Data entries
= = = = = = =

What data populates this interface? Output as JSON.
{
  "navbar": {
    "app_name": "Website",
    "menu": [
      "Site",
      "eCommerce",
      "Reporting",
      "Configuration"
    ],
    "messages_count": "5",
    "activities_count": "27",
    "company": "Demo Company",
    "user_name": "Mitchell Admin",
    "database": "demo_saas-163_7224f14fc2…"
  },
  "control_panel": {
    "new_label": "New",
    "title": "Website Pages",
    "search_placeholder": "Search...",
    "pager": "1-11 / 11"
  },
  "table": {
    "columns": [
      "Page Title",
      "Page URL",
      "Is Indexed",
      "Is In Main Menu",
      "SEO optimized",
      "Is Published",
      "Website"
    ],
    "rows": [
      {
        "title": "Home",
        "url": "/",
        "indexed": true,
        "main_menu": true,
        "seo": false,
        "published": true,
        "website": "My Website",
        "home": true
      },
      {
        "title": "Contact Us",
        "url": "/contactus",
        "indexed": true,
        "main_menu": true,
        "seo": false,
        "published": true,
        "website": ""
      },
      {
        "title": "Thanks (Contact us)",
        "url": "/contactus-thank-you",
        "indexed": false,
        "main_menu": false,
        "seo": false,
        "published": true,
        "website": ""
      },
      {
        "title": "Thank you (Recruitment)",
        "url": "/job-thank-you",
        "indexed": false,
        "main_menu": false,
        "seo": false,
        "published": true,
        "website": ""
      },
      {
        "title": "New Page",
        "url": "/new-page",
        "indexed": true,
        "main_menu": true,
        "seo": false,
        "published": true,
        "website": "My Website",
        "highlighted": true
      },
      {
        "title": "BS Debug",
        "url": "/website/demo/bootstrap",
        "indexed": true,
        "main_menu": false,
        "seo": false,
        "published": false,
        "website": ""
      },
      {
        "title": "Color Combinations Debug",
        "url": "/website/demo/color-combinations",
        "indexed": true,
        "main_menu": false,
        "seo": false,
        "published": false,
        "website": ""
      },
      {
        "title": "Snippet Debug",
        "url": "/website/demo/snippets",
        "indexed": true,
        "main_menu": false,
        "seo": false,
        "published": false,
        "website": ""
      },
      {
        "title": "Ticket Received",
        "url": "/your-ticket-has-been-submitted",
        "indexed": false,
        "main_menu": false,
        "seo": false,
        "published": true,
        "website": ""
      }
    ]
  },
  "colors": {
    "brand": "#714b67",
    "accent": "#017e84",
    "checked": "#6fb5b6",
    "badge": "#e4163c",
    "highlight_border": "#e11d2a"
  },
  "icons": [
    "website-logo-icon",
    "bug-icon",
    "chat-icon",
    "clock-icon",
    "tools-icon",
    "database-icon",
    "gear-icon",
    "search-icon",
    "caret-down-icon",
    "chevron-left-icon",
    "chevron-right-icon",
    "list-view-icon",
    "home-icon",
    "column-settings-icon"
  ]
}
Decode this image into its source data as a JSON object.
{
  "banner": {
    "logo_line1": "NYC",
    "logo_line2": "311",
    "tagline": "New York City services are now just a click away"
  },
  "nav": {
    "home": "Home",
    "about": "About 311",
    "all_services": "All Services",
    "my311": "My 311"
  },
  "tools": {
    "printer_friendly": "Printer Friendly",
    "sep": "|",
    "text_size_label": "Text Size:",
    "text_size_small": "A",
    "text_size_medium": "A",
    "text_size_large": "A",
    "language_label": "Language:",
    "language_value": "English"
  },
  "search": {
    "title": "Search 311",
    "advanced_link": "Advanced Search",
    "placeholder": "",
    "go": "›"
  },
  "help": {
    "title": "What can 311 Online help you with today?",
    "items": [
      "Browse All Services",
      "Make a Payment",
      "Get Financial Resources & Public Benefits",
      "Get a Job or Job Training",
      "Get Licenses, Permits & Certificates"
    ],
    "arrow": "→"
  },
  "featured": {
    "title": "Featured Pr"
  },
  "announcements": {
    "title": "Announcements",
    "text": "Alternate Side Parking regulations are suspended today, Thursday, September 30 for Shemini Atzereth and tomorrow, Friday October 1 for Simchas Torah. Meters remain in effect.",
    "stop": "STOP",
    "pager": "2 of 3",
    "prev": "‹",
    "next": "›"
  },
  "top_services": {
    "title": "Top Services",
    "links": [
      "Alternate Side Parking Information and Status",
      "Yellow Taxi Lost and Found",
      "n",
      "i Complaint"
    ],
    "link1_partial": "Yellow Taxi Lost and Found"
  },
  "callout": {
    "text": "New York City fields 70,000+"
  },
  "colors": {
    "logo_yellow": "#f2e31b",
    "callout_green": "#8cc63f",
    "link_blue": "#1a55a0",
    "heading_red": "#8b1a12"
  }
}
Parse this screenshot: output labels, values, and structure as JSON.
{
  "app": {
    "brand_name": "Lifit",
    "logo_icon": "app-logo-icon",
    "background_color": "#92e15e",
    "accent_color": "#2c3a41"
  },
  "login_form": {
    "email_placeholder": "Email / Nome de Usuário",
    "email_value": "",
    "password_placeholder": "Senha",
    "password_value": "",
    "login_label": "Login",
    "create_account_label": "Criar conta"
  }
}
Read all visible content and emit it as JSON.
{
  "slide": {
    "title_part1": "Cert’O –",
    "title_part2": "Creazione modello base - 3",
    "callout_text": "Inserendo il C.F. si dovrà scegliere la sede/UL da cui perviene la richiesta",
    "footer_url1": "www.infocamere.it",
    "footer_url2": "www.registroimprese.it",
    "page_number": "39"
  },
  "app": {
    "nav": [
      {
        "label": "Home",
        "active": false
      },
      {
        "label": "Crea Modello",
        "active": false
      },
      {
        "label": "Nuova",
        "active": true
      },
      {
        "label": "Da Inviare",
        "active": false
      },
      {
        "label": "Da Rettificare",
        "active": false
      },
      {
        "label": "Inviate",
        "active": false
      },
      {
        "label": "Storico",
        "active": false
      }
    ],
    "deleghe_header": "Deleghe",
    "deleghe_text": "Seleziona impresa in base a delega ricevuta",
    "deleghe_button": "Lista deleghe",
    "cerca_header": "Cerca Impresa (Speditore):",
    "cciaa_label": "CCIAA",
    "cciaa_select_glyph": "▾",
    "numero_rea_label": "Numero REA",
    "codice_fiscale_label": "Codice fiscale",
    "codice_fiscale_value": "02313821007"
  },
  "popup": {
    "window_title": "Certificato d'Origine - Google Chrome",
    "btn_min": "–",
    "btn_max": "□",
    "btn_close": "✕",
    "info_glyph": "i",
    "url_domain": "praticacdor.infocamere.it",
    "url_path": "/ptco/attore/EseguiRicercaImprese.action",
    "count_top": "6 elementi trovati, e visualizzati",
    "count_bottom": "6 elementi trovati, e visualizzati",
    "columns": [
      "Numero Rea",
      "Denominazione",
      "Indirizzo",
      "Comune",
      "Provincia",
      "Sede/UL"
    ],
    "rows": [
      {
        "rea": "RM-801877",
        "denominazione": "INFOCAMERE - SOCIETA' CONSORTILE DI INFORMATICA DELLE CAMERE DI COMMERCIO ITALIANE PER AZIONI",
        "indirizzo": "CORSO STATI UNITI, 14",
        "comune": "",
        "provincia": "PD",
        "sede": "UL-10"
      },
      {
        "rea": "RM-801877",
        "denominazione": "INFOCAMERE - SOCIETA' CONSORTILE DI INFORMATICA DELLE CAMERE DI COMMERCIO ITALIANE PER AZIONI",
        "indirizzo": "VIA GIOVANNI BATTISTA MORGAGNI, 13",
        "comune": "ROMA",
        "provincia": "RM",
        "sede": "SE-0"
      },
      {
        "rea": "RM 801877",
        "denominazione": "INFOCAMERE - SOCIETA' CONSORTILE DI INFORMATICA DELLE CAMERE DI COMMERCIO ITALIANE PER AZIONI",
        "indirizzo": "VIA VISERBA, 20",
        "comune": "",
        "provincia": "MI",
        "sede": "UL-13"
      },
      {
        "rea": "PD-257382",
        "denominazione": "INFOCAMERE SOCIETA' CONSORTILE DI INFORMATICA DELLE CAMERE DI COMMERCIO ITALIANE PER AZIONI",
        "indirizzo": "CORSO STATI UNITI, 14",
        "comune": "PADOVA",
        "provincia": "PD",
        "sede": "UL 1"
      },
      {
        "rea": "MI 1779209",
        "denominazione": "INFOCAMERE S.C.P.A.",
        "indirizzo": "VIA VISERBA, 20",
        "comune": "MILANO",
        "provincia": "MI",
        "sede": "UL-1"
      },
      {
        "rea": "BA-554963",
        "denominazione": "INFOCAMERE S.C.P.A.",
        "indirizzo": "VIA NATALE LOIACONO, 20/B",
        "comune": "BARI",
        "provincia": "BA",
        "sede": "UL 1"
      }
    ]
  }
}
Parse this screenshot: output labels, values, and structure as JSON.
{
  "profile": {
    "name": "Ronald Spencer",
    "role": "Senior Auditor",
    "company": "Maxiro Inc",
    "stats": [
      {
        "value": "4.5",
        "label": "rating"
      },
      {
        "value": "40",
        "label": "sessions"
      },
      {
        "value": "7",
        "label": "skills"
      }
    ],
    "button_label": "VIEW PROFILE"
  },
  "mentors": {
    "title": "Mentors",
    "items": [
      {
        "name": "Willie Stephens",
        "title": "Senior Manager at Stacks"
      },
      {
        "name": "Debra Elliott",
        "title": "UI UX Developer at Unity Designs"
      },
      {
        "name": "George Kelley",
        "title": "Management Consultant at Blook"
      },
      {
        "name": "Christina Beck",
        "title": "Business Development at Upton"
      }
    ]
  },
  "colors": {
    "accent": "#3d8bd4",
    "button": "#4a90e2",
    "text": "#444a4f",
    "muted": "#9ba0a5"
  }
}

= = = = = = =

Read the data above and count the lines that include "Side". Answer only with the count.

EXERCISE ANSWER =
2